● What this task involves
Below are the records; locate each line with the word "doboru" and copy it.

● Entries supplied
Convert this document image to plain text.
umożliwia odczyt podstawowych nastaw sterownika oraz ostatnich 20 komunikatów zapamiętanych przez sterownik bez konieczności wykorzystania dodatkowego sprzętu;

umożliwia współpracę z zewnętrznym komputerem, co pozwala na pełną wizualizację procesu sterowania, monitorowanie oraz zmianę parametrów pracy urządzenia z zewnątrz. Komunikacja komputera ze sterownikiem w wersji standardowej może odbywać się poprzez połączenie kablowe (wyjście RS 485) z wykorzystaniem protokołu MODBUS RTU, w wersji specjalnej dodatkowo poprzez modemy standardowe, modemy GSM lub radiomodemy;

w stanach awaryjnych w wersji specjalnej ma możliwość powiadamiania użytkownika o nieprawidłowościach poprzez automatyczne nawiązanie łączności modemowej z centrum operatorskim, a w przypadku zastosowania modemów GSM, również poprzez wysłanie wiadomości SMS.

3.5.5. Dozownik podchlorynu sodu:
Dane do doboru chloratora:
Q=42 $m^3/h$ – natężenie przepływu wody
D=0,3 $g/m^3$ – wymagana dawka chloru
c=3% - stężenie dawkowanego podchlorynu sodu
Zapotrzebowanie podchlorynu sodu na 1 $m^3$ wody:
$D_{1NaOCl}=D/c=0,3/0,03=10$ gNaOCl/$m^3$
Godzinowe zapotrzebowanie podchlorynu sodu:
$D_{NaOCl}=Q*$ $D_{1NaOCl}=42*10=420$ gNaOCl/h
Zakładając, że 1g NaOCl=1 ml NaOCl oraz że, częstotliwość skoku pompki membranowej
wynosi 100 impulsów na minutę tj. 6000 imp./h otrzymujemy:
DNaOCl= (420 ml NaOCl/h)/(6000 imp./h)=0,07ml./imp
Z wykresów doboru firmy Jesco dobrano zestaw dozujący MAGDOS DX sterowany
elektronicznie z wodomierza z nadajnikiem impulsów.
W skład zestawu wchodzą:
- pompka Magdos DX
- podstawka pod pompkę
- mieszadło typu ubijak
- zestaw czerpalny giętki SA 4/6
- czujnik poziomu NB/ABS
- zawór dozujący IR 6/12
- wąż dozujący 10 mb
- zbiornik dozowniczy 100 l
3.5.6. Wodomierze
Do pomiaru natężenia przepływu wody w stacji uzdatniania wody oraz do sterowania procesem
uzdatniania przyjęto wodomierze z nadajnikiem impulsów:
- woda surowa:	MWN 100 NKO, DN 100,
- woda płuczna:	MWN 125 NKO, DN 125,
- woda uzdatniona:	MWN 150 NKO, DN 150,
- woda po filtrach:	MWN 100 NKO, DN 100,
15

● Expected answer
Dane do doboru chloratora:
Z wykresów doboru firmy Jesco dobrano zestaw dozujący MAGDOS DX sterowany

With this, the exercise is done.